Record extracts:

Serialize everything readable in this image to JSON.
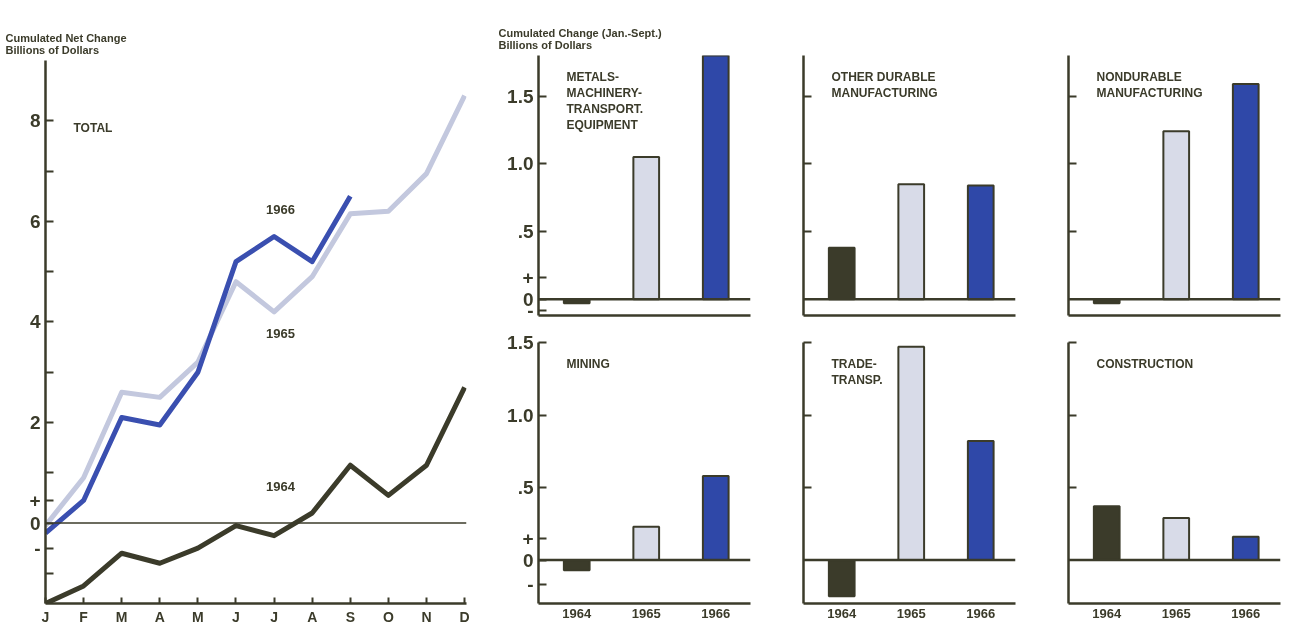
{
  "chart_data": [
    {
      "type": "line",
      "title": "TOTAL",
      "ylabel": "Cumulated Net Change\nBillions of Dollars",
      "categories": [
        "J",
        "F",
        "M",
        "A",
        "M",
        "J",
        "J",
        "A",
        "S",
        "O",
        "N",
        "D"
      ],
      "series": [
        {
          "name": "1964",
          "color": "#3b3b2a",
          "values": [
            -1.6,
            -1.25,
            -0.6,
            -0.8,
            -0.5,
            -0.05,
            -0.25,
            0.2,
            1.15,
            0.55,
            1.15,
            2.7
          ]
        },
        {
          "name": "1965",
          "color": "#c3c8de",
          "values": [
            -0.05,
            0.9,
            2.6,
            2.5,
            3.2,
            4.8,
            4.2,
            4.9,
            6.15,
            6.2,
            6.95,
            8.5
          ]
        },
        {
          "name": "1966",
          "color": "#3a4fb0",
          "values": [
            -0.2,
            0.45,
            2.1,
            1.95,
            3.0,
            5.2,
            5.7,
            5.2,
            6.5,
            null,
            null,
            null
          ]
        }
      ],
      "ylim": [
        -1.6,
        9.2
      ],
      "yticks": [
        {
          "value": -1,
          "label": null
        },
        {
          "value": -0.5,
          "label": "-"
        },
        0,
        {
          "value": 0.45,
          "label": "+"
        },
        {
          "value": 1,
          "label": null
        },
        2,
        {
          "value": 3,
          "label": null
        },
        4,
        {
          "value": 5,
          "label": null
        },
        6,
        {
          "value": 7,
          "label": null
        },
        8
      ],
      "ref_lines": [
        {
          "axis": "y",
          "value": 0,
          "label": null,
          "color": "#3b3b2a"
        }
      ],
      "grid": false,
      "legend": false
    },
    {
      "type": "bar",
      "title": "METALS-\nMACHINERY-\nTRANSPORT.\nEQUIPMENT",
      "ylabel": "Cumulated Change (Jan.-Sept.)\nBillions of Dollars",
      "categories": [
        "1964",
        "1965",
        "1966"
      ],
      "values": [
        -0.03,
        1.05,
        1.8
      ],
      "colors": [
        "#3b3b2a",
        "#d8dbe8",
        "#2f48a8"
      ],
      "ylim": [
        -0.12,
        1.8
      ],
      "yticks": [
        {
          "value": -0.08,
          "label": "-"
        },
        0,
        {
          "value": 0.16,
          "label": "+"
        },
        {
          "value": 0.5,
          "label": ".5"
        },
        {
          "value": 1,
          "label": "1.0"
        },
        1.5
      ],
      "ref_lines": [
        {
          "axis": "y",
          "value": 0,
          "label": null,
          "color": "#3b3b2a"
        }
      ],
      "tick_labels": "y",
      "grid": false
    },
    {
      "type": "bar",
      "title": "OTHER DURABLE\nMANUFACTURING",
      "categories": [
        "1964",
        "1965",
        "1966"
      ],
      "values": [
        0.38,
        0.85,
        0.84
      ],
      "colors": [
        "#3b3b2a",
        "#d8dbe8",
        "#2f48a8"
      ],
      "ylim": [
        -0.12,
        1.8
      ],
      "yticks": [
        {
          "value": 0.5,
          "label": null
        },
        {
          "value": 1,
          "label": null
        },
        {
          "value": 1.5,
          "label": null
        }
      ],
      "ref_lines": [
        {
          "axis": "y",
          "value": 0,
          "label": null,
          "color": "#3b3b2a"
        }
      ],
      "tick_labels": false,
      "grid": false
    },
    {
      "type": "bar",
      "title": "NONDURABLE\nMANUFACTURING",
      "categories": [
        "1964",
        "1965",
        "1966"
      ],
      "values": [
        -0.03,
        1.24,
        1.59
      ],
      "colors": [
        "#3b3b2a",
        "#d8dbe8",
        "#2f48a8"
      ],
      "ylim": [
        -0.12,
        1.8
      ],
      "yticks": [
        {
          "value": 0.5,
          "label": null
        },
        {
          "value": 1,
          "label": null
        },
        {
          "value": 1.5,
          "label": null
        }
      ],
      "ref_lines": [
        {
          "axis": "y",
          "value": 0,
          "label": null,
          "color": "#3b3b2a"
        }
      ],
      "tick_labels": false,
      "grid": false
    },
    {
      "type": "bar",
      "title": "MINING",
      "categories": [
        "1964",
        "1965",
        "1966"
      ],
      "values": [
        -0.07,
        0.23,
        0.58
      ],
      "colors": [
        "#3b3b2a",
        "#d8dbe8",
        "#2f48a8"
      ],
      "ylim": [
        -0.3,
        1.5
      ],
      "yticks": [
        {
          "value": -0.17,
          "label": "-"
        },
        0,
        {
          "value": 0.15,
          "label": "+"
        },
        {
          "value": 0.5,
          "label": ".5"
        },
        {
          "value": 1,
          "label": "1.0"
        },
        1.5
      ],
      "ref_lines": [
        {
          "axis": "y",
          "value": 0,
          "label": null,
          "color": "#3b3b2a"
        }
      ],
      "grid": false
    },
    {
      "type": "bar",
      "title": "TRADE-\nTRANSP.",
      "categories": [
        "1964",
        "1965",
        "1966"
      ],
      "values": [
        -0.25,
        1.47,
        0.82
      ],
      "colors": [
        "#3b3b2a",
        "#d8dbe8",
        "#2f48a8"
      ],
      "ylim": [
        -0.3,
        1.5
      ],
      "yticks": [
        {
          "value": 0.5,
          "label": null
        },
        {
          "value": 1,
          "label": null
        },
        {
          "value": 1.5,
          "label": null
        }
      ],
      "ref_lines": [
        {
          "axis": "y",
          "value": 0,
          "label": null,
          "color": "#3b3b2a"
        }
      ],
      "tick_labels": "x",
      "grid": false
    },
    {
      "type": "bar",
      "title": "CONSTRUCTION",
      "categories": [
        "1964",
        "1965",
        "1966"
      ],
      "values": [
        0.37,
        0.29,
        0.16
      ],
      "colors": [
        "#3b3b2a",
        "#d8dbe8",
        "#2f48a8"
      ],
      "ylim": [
        -0.3,
        1.5
      ],
      "yticks": [
        {
          "value": 0.5,
          "label": null
        },
        {
          "value": 1,
          "label": null
        },
        {
          "value": 1.5,
          "label": null
        }
      ],
      "ref_lines": [
        {
          "axis": "y",
          "value": 0,
          "label": null,
          "color": "#3b3b2a"
        }
      ],
      "tick_labels": "x",
      "grid": false
    }
  ]
}
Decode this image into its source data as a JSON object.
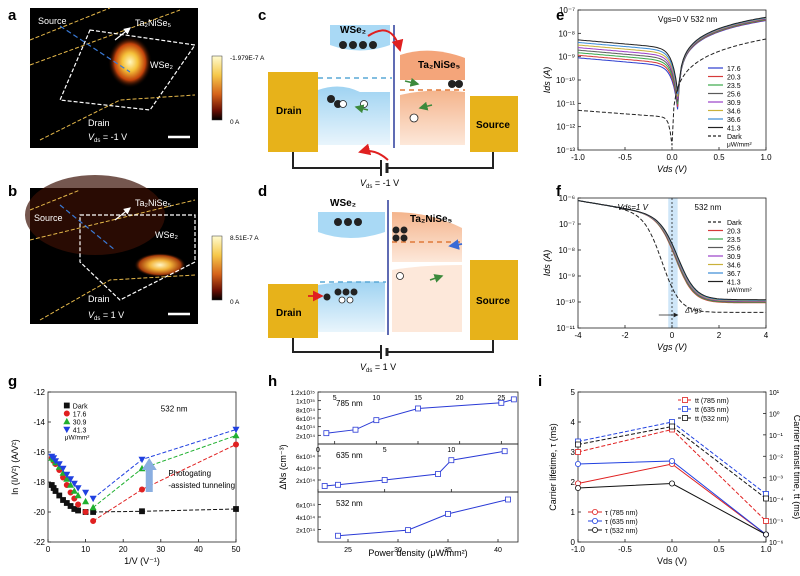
{
  "panel_labels": {
    "a": "a",
    "b": "b",
    "c": "c",
    "d": "d",
    "e": "e",
    "f": "f",
    "g": "g",
    "h": "h",
    "i": "i"
  },
  "panel_a": {
    "source": "Source",
    "drain": "Drain",
    "ta": "Ta₂NiSe₅",
    "wse": "WSe₂",
    "vds": "V",
    "vds_sub": "ds",
    "vds_val": " = -1 V",
    "cbar_top": "-1.979E-7 A",
    "cbar_bottom": "0 A"
  },
  "panel_b": {
    "source": "Source",
    "drain": "Drain",
    "ta": "Ta₂NiSe₅",
    "wse": "WSe₂",
    "vds": "V",
    "vds_sub": "ds",
    "vds_val": " = 1 V",
    "cbar_top": "8.51E-7 A",
    "cbar_bottom": "0 A"
  },
  "panel_c": {
    "wse": "WSe₂",
    "ta": "Ta₂NiSe₅",
    "drain": "Drain",
    "source": "Source",
    "vds": "V",
    "vds_sub": "ds",
    "vds_val": " = -1 V"
  },
  "panel_d": {
    "wse": "WSe₂",
    "ta": "Ta₂NiSe₅",
    "drain": "Drain",
    "source": "Source",
    "vds": "V",
    "vds_sub": "ds",
    "vds_val": " = 1 V"
  },
  "chart_data": [
    {
      "id": "e",
      "type": "line",
      "title": "Vgs=0 V  532 nm",
      "xlabel": "Vds (V)",
      "ylabel": "Ids (A)",
      "xlim": [
        -1,
        1
      ],
      "ylim_log10": [
        -13,
        -7
      ],
      "yscale": "log",
      "xticks": [
        "-1.0",
        "-0.5",
        "0.0",
        "0.5",
        "1.0"
      ],
      "yticks": [
        "10⁻⁷",
        "10⁻⁸",
        "10⁻⁹",
        "10⁻¹⁰",
        "10⁻¹¹",
        "10⁻¹²",
        "10⁻¹³"
      ],
      "legend_unit": "μW/mm²",
      "series": [
        {
          "name": "17.6",
          "color": "#2b3ccf"
        },
        {
          "name": "20.3",
          "color": "#d63a3a"
        },
        {
          "name": "23.5",
          "color": "#3aa84a"
        },
        {
          "name": "25.6",
          "color": "#5a5a5a"
        },
        {
          "name": "30.9",
          "color": "#9a3fc7"
        },
        {
          "name": "34.6",
          "color": "#c9b13a"
        },
        {
          "name": "36.6",
          "color": "#3a8ad6"
        },
        {
          "name": "41.3",
          "color": "#222222"
        },
        {
          "name": "Dark",
          "color": "#222222",
          "dashed": true
        }
      ]
    },
    {
      "id": "f",
      "type": "line",
      "title": "532 nm",
      "annotation": "Vds=1 V",
      "delta": "ΔVgs",
      "xlabel": "Vgs (V)",
      "ylabel": "Ids (A)",
      "xlim": [
        -5,
        5
      ],
      "ylim_log10": [
        -11,
        -6
      ],
      "yscale": "log",
      "xticks": [
        "-4",
        "-2",
        "0",
        "2",
        "4"
      ],
      "yticks": [
        "10⁻⁶",
        "10⁻⁷",
        "10⁻⁸",
        "10⁻⁹",
        "10⁻¹⁰",
        "10⁻¹¹"
      ],
      "legend_unit": "μW/mm²",
      "series": [
        {
          "name": "Dark",
          "color": "#222222",
          "dashed": true
        },
        {
          "name": "20.3",
          "color": "#d63a3a"
        },
        {
          "name": "23.5",
          "color": "#3aa84a"
        },
        {
          "name": "25.6",
          "color": "#5a5a5a"
        },
        {
          "name": "30.9",
          "color": "#9a3fc7"
        },
        {
          "name": "34.6",
          "color": "#c9b13a"
        },
        {
          "name": "36.7",
          "color": "#3a8ad6"
        },
        {
          "name": "41.3",
          "color": "#222222"
        }
      ]
    },
    {
      "id": "g",
      "type": "scatter",
      "title": "532 nm",
      "annotation": "Photogating -assisted tunneling",
      "xlabel": "1/V (V⁻¹)",
      "ylabel": "ln (I/V²) (A/V²)",
      "xlim": [
        0,
        50
      ],
      "ylim": [
        -22,
        -12
      ],
      "xticks": [
        "0",
        "10",
        "20",
        "30",
        "40",
        "50"
      ],
      "yticks": [
        "-12",
        "-14",
        "-16",
        "-18",
        "-20",
        "-22"
      ],
      "legend_unit": "μW/mm²",
      "series": [
        {
          "name": "Dark",
          "color": "#111111",
          "marker": "square",
          "x": [
            1,
            1.5,
            2,
            3,
            4,
            5,
            6,
            7,
            8,
            10,
            12,
            25,
            50
          ],
          "y": [
            -18.2,
            -18.4,
            -18.6,
            -18.9,
            -19.2,
            -19.4,
            -19.6,
            -19.8,
            -19.9,
            -20.0,
            -20.0,
            -19.95,
            -19.8
          ]
        },
        {
          "name": "17.6",
          "color": "#e02020",
          "marker": "circle",
          "x": [
            1,
            1.5,
            2,
            3,
            4,
            5,
            6,
            7,
            8,
            10,
            12,
            25,
            50
          ],
          "y": [
            -16.4,
            -16.6,
            -16.8,
            -17.2,
            -17.7,
            -18.2,
            -18.7,
            -19.1,
            -19.5,
            -20.0,
            -20.6,
            -18.5,
            -15.5
          ]
        },
        {
          "name": "30.9",
          "color": "#20b030",
          "marker": "triangle",
          "x": [
            1,
            1.5,
            2,
            3,
            4,
            5,
            6,
            7,
            8,
            10,
            12,
            25,
            50
          ],
          "y": [
            -16.4,
            -16.5,
            -16.7,
            -17.0,
            -17.4,
            -17.8,
            -18.2,
            -18.6,
            -18.9,
            -19.3,
            -19.7,
            -17.1,
            -14.9
          ]
        },
        {
          "name": "41.3",
          "color": "#2040e0",
          "marker": "triangle-down",
          "x": [
            1,
            1.5,
            2,
            3,
            4,
            5,
            6,
            7,
            8,
            10,
            12,
            25,
            50
          ],
          "y": [
            -16.3,
            -16.4,
            -16.6,
            -16.8,
            -17.1,
            -17.5,
            -17.8,
            -18.1,
            -18.4,
            -18.7,
            -19.1,
            -16.5,
            -14.5
          ]
        }
      ]
    },
    {
      "id": "h",
      "type": "line",
      "xlabel": "Power density (μW/mm²)",
      "ylabel": "ΔNs (cm⁻³)",
      "subplots": [
        {
          "label": "785 nm",
          "xlim": [
            3,
            27
          ],
          "xticks": [
            "5",
            "10",
            "15",
            "20",
            "25"
          ],
          "ylim": [
            0,
            12
          ],
          "yticks": [
            "2x10¹⁴",
            "4x10¹⁴",
            "6x10¹⁴",
            "8x10¹⁴",
            "1x10¹⁵",
            "1.2x10¹⁵"
          ],
          "x": [
            4,
            7.5,
            10,
            15,
            25,
            26.5
          ],
          "y": [
            2.5,
            3.3,
            5.5,
            8.2,
            9.5,
            10.3
          ]
        },
        {
          "label": "635 nm",
          "xlim": [
            0,
            15
          ],
          "xticks": [
            "0",
            "5",
            "10"
          ],
          "ylim": [
            0,
            8
          ],
          "yticks": [
            "2x10¹⁴",
            "4x10¹⁴",
            "6x10¹⁴"
          ],
          "x": [
            0.5,
            1.5,
            5,
            9,
            10,
            14
          ],
          "y": [
            1.0,
            1.2,
            2.0,
            3.0,
            5.3,
            6.8
          ]
        },
        {
          "label": "532 nm",
          "xlim": [
            22,
            42
          ],
          "xticks": [
            "25",
            "30",
            "35",
            "40"
          ],
          "ylim": [
            0,
            8
          ],
          "yticks": [
            "2x10¹⁴",
            "4x10¹⁴",
            "6x10¹⁴"
          ],
          "x": [
            24,
            31,
            35,
            41
          ],
          "y": [
            1.0,
            1.9,
            4.5,
            6.8
          ]
        }
      ]
    },
    {
      "id": "i",
      "type": "line",
      "xlabel": "Vds (V)",
      "ylabel": "Carrier lifetime, τ (ms)",
      "ylabel_right": "Carrier transit time, tt (ms)",
      "xlim": [
        -1,
        1
      ],
      "ylim": [
        0,
        5
      ],
      "xticks": [
        "-1.0",
        "-0.5",
        "0.0",
        "0.5",
        "1.0"
      ],
      "yticks": [
        "0",
        "1",
        "2",
        "3",
        "4",
        "5"
      ],
      "yticks_right": [
        "10⁻⁶",
        "10⁻⁵",
        "10⁻⁴",
        "10⁻³",
        "10⁻²",
        "10⁻¹",
        "10⁰",
        "10¹"
      ],
      "series": [
        {
          "name": "τ (785 nm)",
          "color": "#e02020",
          "marker": "circle",
          "x": [
            -1,
            0,
            1
          ],
          "y": [
            1.95,
            2.6,
            0.25
          ]
        },
        {
          "name": "τ (635 nm)",
          "color": "#2040e0",
          "marker": "circle",
          "x": [
            -1,
            0,
            1
          ],
          "y": [
            2.6,
            2.7,
            0.25
          ]
        },
        {
          "name": "τ (532 nm)",
          "color": "#111111",
          "marker": "circle",
          "x": [
            -1,
            0,
            1
          ],
          "y": [
            1.8,
            1.95,
            0.25
          ]
        },
        {
          "name": "tt (785 nm)",
          "color": "#e02020",
          "marker": "square",
          "dashed": true,
          "x": [
            -1,
            0,
            1
          ],
          "y": [
            3.0,
            3.75,
            0.7
          ]
        },
        {
          "name": "tt (635 nm)",
          "color": "#2040e0",
          "marker": "square",
          "dashed": true,
          "x": [
            -1,
            0,
            1
          ],
          "y": [
            3.35,
            4.0,
            1.6
          ]
        },
        {
          "name": "tt (532 nm)",
          "color": "#111111",
          "marker": "square",
          "dashed": true,
          "x": [
            -1,
            0,
            1
          ],
          "y": [
            3.25,
            3.85,
            1.45
          ]
        }
      ]
    }
  ]
}
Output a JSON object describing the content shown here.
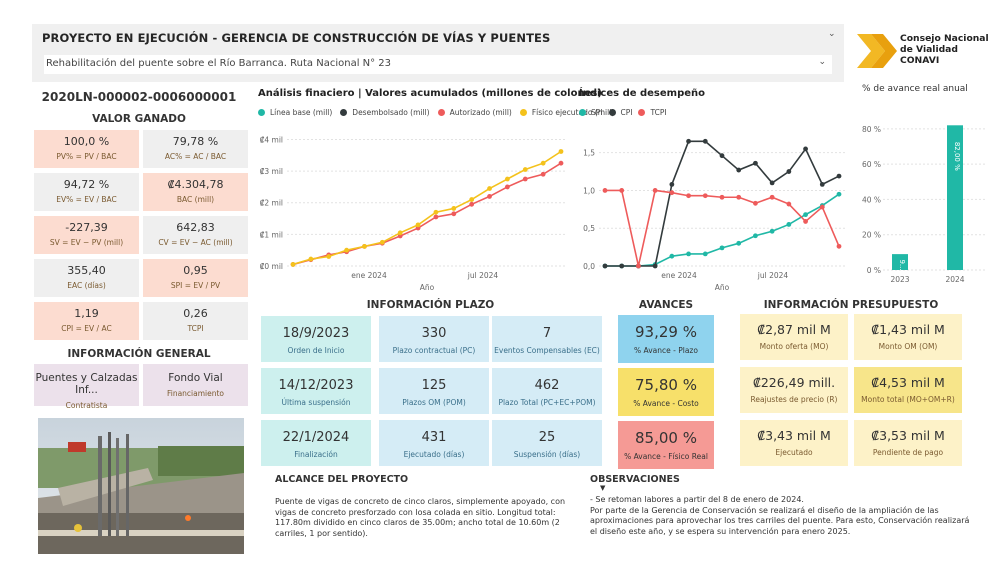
{
  "header": {
    "title": "PROYECTO EN EJECUCIÓN - GERENCIA DE CONSTRUCCIÓN DE VÍAS Y PUENTES",
    "project": "Rehabilitación del puente sobre el Río Barranca. Ruta Nacional N° 23"
  },
  "logo": {
    "line1": "Consejo Nacional",
    "line2": "de Vialidad",
    "line3": "CONAVI"
  },
  "left": {
    "code": "2020LN-000002-0006000001",
    "valor_title": "VALOR GANADO",
    "kpis": [
      {
        "value": "100,0 %",
        "label": "PV% = PV / BAC"
      },
      {
        "value": "79,78 %",
        "label": "AC% = AC / BAC"
      },
      {
        "value": "94,72 %",
        "label": "EV% = EV / BAC"
      },
      {
        "value": "₡4.304,78",
        "label": "BAC (mill)"
      },
      {
        "value": "-227,39",
        "label": "SV = EV − PV (mill)"
      },
      {
        "value": "642,83",
        "label": "CV = EV − AC (mill)"
      },
      {
        "value": "355,40",
        "label": "EAC (días)"
      },
      {
        "value": "0,95",
        "label": "SPI = EV / PV"
      },
      {
        "value": "1,19",
        "label": "CPI = EV / AC"
      },
      {
        "value": "0,26",
        "label": "TCPI"
      }
    ],
    "general_title": "INFORMACIÓN GENERAL",
    "general": [
      {
        "value": "Puentes y Calzadas Inf...",
        "label": "Contratista"
      },
      {
        "value": "Fondo Vial",
        "label": "Financiamiento"
      }
    ]
  },
  "finance_chart_title": "Análisis finaciero | Valores acumulados (millones de colones)",
  "indices_chart_title": "Índices de desempeño",
  "annual_chart_title": "% de avance real anual",
  "chart_data": [
    {
      "type": "line",
      "title": "Análisis finaciero | Valores acumulados (millones de colones)",
      "xlabel": "Año",
      "x_ticks": [
        "ene 2024",
        "jul 2024"
      ],
      "y_ticks": [
        "₡0 mil",
        "₡1 mil",
        "₡2 mil",
        "₡3 mil",
        "₡4 mil"
      ],
      "ylim": [
        0,
        4.3
      ],
      "legend": [
        "Línea base (mill)",
        "Desembolsado (mill)",
        "Autorizado (mill)",
        "Físico ejecutado (mill)"
      ],
      "colors": [
        "#20b8a6",
        "#333b3d",
        "#ee5b5b",
        "#f4c21c"
      ],
      "series": [
        {
          "name": "Autorizado (mill)",
          "values": [
            0.05,
            0.2,
            0.35,
            0.45,
            0.62,
            0.72,
            0.95,
            1.2,
            1.55,
            1.65,
            1.95,
            2.2,
            2.5,
            2.75,
            2.9,
            3.25
          ]
        },
        {
          "name": "Físico ejecutado (mill)",
          "values": [
            0.05,
            0.22,
            0.3,
            0.5,
            0.62,
            0.75,
            1.05,
            1.3,
            1.7,
            1.82,
            2.1,
            2.45,
            2.75,
            3.05,
            3.25,
            3.62
          ]
        }
      ]
    },
    {
      "type": "line",
      "title": "Índices de desempeño",
      "xlabel": "Año",
      "x_ticks": [
        "ene 2024",
        "jul 2024"
      ],
      "y_ticks": [
        "0,0",
        "0,5",
        "1,0",
        "1,5"
      ],
      "ylim": [
        0,
        1.8
      ],
      "legend": [
        "SPI",
        "CPI",
        "TCPI"
      ],
      "colors": [
        "#20b8a6",
        "#333b3d",
        "#ee5b5b"
      ],
      "series": [
        {
          "name": "SPI",
          "values": [
            0,
            0,
            0,
            0.02,
            0.13,
            0.16,
            0.16,
            0.24,
            0.3,
            0.4,
            0.46,
            0.55,
            0.68,
            0.8,
            0.95
          ]
        },
        {
          "name": "CPI",
          "values": [
            0,
            0,
            0,
            0,
            1.08,
            1.65,
            1.65,
            1.46,
            1.27,
            1.36,
            1.1,
            1.25,
            1.55,
            1.08,
            1.19
          ]
        },
        {
          "name": "TCPI",
          "values": [
            1.0,
            1.0,
            0,
            1.0,
            0.97,
            0.93,
            0.93,
            0.91,
            0.91,
            0.83,
            0.91,
            0.82,
            0.59,
            0.78,
            0.26
          ]
        }
      ]
    },
    {
      "type": "bar",
      "title": "% de avance real anual",
      "categories": [
        "2023",
        "2024"
      ],
      "values": [
        9,
        82
      ],
      "value_labels": [
        "9...",
        "82,00 %"
      ],
      "y_ticks": [
        "0 %",
        "20 %",
        "40 %",
        "60 %",
        "80 %"
      ],
      "ylim": [
        0,
        85
      ],
      "color": "#20b8a6"
    }
  ],
  "plazo": {
    "title": "INFORMACIÓN PLAZO",
    "cards": [
      {
        "value": "18/9/2023",
        "label": "Orden de Inicio"
      },
      {
        "value": "330",
        "label": "Plazo contractual (PC)"
      },
      {
        "value": "7",
        "label": "Eventos Compensables (EC)"
      },
      {
        "value": "14/12/2023",
        "label": "Última suspensión"
      },
      {
        "value": "125",
        "label": "Plazos OM (POM)"
      },
      {
        "value": "462",
        "label": "Plazo Total (PC+EC+POM)"
      },
      {
        "value": "22/1/2024",
        "label": "Finalización"
      },
      {
        "value": "431",
        "label": "Ejecutado (días)"
      },
      {
        "value": "25",
        "label": "Suspensión (días)"
      }
    ]
  },
  "avances": {
    "title": "AVANCES",
    "cards": [
      {
        "value": "93,29 %",
        "label": "% Avance - Plazo",
        "color": "#8fd3ee"
      },
      {
        "value": "75,80 %",
        "label": "% Avance - Costo",
        "color": "#f7e06a"
      },
      {
        "value": "85,00 %",
        "label": "% Avance - Físico Real",
        "color": "#f59a95"
      }
    ]
  },
  "presupuesto": {
    "title": "INFORMACIÓN PRESUPUESTO",
    "cards": [
      {
        "value": "₡2,87 mil M",
        "label": "Monto oferta (MO)"
      },
      {
        "value": "₡1,43 mil M",
        "label": "Monto OM (OM)"
      },
      {
        "value": "₡226,49 mill.",
        "label": "Reajustes de precio (R)"
      },
      {
        "value": "₡4,53 mil M",
        "label": "Monto total (MO+OM+R)"
      },
      {
        "value": "₡3,43 mil M",
        "label": "Ejecutado"
      },
      {
        "value": "₡3,53 mil M",
        "label": "Pendiente de pago"
      }
    ]
  },
  "alcance": {
    "title": "ALCANCE DEL PROYECTO",
    "text": "Puente de vigas de concreto de cinco claros, simplemente apoyado, con vigas de concreto presforzado con losa colada en sitio. Longitud total: 117.80m dividido en cinco claros de 35.00m; ancho total de 10.60m (2 carriles, 1 por sentido)."
  },
  "observaciones": {
    "title": "OBSERVACIONES",
    "text": "- Se retoman labores a partir del 8 de enero de 2024.\nPor parte de la Gerencia de Conservación se realizará el diseño de la ampliación de las aproximaciones para aprovechar los tres carriles del puente. Para esto, Conservación realizará el diseño este año, y se espera su intervención para enero 2025."
  }
}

Task to carry out:
Return only those lines of the records that contain the string "Monto".

Result of the task:
        "label": "Monto oferta (MO)"
        "label": "Monto OM (OM)"
        "label": "Monto total (MO+OM+R)"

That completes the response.